- _REQUIRED WORK_:
Wherever a line in the data below holds "there", copy that line.

- _DATA PROVIDED_:

>>>>>

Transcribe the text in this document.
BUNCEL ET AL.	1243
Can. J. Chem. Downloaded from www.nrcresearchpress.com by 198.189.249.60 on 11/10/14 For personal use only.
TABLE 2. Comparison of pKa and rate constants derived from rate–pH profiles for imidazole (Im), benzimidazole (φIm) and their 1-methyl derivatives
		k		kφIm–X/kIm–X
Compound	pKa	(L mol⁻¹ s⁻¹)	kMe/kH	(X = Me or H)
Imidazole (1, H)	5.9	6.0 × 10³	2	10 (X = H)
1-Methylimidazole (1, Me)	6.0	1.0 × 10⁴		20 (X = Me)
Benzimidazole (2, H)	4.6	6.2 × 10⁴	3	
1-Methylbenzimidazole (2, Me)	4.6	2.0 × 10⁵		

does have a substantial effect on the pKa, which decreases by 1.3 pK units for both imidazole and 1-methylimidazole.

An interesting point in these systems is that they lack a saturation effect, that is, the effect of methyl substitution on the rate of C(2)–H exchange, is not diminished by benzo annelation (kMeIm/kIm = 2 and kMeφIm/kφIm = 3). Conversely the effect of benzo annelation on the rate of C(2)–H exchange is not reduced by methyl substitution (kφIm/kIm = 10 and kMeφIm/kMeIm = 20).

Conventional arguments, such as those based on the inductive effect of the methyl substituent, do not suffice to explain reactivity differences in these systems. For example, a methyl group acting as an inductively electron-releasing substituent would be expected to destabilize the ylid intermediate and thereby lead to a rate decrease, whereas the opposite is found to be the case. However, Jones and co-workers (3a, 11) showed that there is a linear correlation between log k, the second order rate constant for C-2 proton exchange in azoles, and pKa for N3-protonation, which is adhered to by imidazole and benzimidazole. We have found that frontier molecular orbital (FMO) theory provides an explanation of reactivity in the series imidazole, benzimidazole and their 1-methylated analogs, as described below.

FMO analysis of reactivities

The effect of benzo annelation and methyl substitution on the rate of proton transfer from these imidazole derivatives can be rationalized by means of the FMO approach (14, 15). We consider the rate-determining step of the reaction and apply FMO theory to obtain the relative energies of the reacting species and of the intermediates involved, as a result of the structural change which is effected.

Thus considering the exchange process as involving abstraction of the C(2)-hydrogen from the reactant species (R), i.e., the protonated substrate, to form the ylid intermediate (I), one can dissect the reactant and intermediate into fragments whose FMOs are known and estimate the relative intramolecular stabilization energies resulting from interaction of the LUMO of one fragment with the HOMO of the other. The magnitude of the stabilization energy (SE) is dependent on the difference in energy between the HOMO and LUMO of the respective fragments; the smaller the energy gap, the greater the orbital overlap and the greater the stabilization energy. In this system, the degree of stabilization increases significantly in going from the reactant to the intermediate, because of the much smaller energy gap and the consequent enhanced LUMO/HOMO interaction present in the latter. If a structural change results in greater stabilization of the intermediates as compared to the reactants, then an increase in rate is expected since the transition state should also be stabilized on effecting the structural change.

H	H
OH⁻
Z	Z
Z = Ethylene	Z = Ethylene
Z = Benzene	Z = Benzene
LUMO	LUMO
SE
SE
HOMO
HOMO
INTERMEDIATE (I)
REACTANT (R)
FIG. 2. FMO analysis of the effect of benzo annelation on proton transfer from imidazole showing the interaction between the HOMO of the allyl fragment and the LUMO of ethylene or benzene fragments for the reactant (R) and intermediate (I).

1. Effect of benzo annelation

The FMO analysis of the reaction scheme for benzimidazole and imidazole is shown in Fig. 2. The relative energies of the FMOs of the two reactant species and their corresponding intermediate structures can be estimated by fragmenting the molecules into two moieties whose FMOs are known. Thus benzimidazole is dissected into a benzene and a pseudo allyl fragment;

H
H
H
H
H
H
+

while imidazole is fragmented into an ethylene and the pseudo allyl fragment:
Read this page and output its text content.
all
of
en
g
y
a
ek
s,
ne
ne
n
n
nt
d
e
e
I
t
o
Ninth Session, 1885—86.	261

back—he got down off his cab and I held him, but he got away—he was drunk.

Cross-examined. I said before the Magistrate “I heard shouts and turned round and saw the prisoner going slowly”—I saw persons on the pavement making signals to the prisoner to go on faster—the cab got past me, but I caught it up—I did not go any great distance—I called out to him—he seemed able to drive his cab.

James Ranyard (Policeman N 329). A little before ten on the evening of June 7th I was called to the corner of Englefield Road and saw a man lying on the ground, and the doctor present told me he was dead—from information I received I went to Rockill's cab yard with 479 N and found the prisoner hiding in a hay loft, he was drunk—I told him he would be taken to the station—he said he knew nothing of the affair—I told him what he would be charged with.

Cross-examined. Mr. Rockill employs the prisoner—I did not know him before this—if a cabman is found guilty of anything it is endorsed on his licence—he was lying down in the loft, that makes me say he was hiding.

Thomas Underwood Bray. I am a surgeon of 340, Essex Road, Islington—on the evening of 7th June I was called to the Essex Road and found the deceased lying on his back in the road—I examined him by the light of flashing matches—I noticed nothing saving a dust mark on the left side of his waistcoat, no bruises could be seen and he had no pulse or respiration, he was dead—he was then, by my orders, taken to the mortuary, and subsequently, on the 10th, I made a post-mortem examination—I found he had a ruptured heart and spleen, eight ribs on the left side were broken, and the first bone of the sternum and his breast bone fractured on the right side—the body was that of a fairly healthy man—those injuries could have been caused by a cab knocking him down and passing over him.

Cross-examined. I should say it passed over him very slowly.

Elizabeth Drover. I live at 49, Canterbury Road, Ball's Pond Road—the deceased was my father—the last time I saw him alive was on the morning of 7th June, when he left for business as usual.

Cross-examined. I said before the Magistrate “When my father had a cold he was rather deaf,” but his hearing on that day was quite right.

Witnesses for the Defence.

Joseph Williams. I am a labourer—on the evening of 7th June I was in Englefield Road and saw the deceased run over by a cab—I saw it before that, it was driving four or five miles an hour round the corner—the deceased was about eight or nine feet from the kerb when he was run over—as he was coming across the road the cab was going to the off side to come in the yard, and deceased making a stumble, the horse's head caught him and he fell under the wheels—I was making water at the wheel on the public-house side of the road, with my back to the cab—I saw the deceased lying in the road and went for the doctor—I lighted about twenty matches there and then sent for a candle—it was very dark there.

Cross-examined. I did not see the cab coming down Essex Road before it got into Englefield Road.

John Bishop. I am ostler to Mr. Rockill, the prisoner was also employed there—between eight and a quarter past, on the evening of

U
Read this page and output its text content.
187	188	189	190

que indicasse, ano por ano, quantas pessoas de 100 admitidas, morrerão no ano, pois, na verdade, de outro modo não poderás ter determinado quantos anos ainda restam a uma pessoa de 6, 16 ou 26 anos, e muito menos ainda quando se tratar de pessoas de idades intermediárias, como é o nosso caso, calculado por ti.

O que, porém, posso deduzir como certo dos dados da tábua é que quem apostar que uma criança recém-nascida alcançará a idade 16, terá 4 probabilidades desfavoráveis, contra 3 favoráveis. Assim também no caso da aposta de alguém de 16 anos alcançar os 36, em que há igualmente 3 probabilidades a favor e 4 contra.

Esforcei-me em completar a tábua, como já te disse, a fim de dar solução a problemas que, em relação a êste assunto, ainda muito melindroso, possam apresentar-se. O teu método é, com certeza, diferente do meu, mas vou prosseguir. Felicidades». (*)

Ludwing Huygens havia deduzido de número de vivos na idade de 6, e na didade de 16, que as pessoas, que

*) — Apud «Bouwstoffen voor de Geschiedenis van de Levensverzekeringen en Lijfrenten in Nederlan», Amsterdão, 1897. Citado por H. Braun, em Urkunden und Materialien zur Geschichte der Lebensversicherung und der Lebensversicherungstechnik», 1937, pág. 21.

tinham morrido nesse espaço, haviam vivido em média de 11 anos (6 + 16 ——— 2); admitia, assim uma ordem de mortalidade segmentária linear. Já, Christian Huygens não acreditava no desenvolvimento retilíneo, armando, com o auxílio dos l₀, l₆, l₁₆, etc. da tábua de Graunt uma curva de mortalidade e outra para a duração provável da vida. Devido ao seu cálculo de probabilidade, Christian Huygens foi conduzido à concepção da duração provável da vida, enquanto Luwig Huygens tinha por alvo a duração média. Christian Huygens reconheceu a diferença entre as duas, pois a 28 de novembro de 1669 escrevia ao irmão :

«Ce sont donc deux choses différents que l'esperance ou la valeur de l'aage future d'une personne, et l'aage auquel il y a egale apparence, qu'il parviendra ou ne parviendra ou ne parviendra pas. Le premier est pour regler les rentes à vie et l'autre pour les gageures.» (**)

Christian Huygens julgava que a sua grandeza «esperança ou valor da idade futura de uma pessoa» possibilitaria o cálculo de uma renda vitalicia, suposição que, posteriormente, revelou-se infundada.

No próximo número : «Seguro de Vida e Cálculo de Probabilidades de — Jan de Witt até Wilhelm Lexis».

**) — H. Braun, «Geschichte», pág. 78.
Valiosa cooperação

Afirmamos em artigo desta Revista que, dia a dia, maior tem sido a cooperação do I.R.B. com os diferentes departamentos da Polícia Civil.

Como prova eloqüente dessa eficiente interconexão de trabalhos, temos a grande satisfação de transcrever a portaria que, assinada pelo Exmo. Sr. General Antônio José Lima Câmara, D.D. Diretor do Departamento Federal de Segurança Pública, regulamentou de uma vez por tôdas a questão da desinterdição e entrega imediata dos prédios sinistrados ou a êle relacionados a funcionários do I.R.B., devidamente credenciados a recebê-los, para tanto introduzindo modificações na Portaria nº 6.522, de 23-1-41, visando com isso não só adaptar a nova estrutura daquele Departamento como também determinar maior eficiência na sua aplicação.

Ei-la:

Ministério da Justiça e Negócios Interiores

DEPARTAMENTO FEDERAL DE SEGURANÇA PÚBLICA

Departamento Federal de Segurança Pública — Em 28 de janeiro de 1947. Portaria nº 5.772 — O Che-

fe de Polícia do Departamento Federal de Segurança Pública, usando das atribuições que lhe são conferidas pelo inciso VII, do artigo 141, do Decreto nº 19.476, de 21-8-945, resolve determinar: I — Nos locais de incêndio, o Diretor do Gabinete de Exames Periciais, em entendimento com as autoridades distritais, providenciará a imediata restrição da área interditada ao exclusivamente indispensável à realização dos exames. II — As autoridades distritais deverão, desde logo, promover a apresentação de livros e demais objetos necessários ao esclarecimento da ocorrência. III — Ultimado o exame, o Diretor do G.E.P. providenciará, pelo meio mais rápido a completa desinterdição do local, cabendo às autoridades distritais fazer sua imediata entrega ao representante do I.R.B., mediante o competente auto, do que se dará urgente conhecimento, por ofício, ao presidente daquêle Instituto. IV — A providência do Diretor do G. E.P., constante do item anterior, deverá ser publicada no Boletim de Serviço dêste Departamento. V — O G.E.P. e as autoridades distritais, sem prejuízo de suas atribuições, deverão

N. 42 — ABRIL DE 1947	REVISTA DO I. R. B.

<<<<<

- _ANSWER FOR THE TASK_:
Conventional arguments, such as those based on the inductive effect of the methyl substituent, do not suffice to explain reactivity differences in these systems. For example, a methyl group acting as an inductively electron-releasing substituent would be expected to destabilize the ylid intermediate and thereby lead to a rate decrease, whereas the opposite is found to be the case. However, Jones and co-workers (3a, 11) showed that there is a linear correlation between log k, the second order rate constant for C-2 proton exchange in azoles, and pKa for N3-protonation, which is adhered to by imidazole and benzimidazole. We have found that frontier molecular orbital (FMO) theory provides an explanation of reactivity in the series imidazole, benzimidazole and their 1-methylated analogs, as described below.
Joseph Williams. I am a labourer—on the evening of 7th June I was in Englefield Road and saw the deceased run over by a cab—I saw it before that, it was driving four or five miles an hour round the corner—the deceased was about eight or nine feet from the kerb when he was run over—as he was coming across the road the cab was going to the off side to come in the yard, and deceased making a stumble, the horse's head caught him and he fell under the wheels—I was making water at the wheel on the public-house side of the road, with my back to the cab—I saw the deceased lying in the road and went for the doctor—I lighted about twenty matches there and then sent for a candle—it was very dark there.
John Bishop. I am ostler to Mr. Rockill, the prisoner was also employed there—between eight and a quarter past, on the evening of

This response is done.